• [OBJECTIVE]: List every line below containing "administrations".

• [SUPPLIED RECORDS]:

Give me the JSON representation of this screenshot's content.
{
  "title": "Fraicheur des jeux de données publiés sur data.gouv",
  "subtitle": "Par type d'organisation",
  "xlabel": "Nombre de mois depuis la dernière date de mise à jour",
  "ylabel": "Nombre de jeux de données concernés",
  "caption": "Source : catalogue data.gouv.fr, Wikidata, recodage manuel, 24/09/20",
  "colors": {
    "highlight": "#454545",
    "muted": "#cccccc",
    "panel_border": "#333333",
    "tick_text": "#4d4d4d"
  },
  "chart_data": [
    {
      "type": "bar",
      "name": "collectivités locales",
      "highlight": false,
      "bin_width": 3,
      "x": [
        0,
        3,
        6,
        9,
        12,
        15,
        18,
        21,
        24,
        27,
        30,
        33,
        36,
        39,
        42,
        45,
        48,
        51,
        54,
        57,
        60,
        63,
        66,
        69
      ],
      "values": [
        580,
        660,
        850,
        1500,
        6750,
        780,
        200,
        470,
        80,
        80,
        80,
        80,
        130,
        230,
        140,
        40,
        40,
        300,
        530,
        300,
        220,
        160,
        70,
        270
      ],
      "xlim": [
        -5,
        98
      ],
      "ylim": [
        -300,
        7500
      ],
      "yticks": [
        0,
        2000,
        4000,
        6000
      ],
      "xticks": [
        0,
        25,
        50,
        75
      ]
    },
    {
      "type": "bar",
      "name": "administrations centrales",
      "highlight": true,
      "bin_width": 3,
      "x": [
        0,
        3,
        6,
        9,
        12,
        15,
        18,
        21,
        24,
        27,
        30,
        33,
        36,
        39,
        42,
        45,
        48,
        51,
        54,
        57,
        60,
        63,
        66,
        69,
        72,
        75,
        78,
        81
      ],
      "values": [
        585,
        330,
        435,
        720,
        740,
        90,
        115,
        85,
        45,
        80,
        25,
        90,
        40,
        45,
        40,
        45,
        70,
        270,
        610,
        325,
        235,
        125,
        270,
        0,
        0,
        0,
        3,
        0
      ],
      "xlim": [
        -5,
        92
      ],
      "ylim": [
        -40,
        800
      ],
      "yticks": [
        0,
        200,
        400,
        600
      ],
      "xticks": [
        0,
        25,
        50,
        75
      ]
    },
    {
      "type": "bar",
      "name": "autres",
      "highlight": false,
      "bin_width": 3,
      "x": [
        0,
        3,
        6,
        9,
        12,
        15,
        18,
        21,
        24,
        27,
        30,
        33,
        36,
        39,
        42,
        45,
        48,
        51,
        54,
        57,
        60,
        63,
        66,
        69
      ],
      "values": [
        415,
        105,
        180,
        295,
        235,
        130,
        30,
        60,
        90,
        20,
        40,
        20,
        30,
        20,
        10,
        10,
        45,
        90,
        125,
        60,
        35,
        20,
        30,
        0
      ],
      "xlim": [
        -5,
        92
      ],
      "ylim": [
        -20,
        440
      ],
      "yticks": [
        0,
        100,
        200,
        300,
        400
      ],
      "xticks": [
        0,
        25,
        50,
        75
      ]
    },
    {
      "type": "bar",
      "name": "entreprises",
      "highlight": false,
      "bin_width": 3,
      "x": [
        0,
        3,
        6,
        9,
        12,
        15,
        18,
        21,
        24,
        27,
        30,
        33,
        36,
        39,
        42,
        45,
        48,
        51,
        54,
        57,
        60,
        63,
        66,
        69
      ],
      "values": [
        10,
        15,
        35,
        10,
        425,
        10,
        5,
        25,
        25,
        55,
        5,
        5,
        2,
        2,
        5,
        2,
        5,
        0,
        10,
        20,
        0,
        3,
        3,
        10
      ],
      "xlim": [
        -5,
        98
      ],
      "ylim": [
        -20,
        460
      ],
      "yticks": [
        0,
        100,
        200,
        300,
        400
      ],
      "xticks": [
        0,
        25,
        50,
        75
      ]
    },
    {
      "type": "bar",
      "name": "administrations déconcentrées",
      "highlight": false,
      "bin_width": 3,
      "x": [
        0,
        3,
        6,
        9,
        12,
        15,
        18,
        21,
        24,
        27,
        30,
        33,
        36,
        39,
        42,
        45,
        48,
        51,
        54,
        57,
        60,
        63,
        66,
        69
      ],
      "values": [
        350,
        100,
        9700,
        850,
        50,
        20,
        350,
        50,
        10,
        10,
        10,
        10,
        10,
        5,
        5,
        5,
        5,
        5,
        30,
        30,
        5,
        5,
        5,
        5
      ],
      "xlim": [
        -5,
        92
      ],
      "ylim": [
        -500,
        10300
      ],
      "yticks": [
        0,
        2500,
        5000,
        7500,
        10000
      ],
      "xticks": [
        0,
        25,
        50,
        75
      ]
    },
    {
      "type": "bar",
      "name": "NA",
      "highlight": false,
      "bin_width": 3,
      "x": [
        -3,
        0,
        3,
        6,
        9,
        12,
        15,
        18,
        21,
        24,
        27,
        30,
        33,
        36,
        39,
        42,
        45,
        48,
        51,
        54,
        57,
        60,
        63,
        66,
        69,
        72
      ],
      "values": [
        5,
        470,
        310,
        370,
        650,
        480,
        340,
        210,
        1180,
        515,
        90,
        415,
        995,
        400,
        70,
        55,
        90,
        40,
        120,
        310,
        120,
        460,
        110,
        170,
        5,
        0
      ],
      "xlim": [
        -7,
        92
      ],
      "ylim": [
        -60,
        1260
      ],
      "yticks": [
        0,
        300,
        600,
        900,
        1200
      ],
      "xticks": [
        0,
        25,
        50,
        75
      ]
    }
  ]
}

• [SOLUTION BELOW]:
      "name": "administrations centrales",
      "name": "administrations déconcentrées",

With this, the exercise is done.